---------- Supplied information

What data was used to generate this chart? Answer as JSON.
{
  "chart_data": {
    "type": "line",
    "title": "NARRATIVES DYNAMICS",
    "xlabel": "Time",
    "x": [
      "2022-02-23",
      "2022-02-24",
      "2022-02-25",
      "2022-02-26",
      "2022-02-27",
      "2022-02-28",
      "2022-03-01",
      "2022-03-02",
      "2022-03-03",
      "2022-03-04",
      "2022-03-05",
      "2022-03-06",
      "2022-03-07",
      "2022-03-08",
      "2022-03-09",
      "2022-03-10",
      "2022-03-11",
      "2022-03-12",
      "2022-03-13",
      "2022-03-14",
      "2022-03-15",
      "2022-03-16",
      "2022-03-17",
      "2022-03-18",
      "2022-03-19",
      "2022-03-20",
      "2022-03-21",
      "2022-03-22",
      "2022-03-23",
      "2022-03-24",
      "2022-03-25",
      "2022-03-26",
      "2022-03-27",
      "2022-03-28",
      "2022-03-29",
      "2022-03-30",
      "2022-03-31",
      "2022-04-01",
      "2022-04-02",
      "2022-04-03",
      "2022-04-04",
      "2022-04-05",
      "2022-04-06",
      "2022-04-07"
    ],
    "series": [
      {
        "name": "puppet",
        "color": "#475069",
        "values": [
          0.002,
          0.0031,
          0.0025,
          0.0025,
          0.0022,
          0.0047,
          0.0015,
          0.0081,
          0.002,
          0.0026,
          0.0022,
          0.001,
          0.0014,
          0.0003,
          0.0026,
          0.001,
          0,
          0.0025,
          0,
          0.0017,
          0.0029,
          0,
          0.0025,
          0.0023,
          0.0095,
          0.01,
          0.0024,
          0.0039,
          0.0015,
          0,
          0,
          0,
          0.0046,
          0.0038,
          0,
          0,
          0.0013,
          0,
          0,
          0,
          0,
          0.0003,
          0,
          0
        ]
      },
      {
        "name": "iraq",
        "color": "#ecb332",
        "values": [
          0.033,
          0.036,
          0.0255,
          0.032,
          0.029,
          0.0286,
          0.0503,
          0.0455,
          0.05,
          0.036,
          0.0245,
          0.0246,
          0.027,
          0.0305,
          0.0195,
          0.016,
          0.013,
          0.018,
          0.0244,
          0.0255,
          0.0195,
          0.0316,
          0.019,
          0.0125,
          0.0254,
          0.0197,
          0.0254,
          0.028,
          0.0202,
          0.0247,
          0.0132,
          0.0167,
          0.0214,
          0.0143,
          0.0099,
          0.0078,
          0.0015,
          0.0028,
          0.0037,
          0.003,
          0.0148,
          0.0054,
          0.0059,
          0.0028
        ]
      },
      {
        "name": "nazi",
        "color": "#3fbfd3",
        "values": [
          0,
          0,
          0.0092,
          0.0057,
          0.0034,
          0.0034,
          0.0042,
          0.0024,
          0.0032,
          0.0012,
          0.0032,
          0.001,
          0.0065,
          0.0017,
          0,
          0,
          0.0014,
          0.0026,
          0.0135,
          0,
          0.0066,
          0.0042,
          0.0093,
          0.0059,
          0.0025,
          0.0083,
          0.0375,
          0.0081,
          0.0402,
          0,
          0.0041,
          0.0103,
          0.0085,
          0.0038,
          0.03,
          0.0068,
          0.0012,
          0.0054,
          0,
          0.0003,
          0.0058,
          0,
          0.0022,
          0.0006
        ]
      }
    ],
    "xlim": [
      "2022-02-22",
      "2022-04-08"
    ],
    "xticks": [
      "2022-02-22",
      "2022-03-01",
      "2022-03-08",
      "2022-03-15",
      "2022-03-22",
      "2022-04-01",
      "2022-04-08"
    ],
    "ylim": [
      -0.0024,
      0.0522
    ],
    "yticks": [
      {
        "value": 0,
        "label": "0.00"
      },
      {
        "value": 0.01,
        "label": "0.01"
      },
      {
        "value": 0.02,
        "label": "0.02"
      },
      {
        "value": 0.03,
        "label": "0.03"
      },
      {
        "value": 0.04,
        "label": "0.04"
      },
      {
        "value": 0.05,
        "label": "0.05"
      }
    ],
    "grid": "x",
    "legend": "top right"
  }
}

--------------------

▶ **What to produce**
Count every line in the data where the string "color" occurs. Give nothing except the number.

▶ **Task answer**
3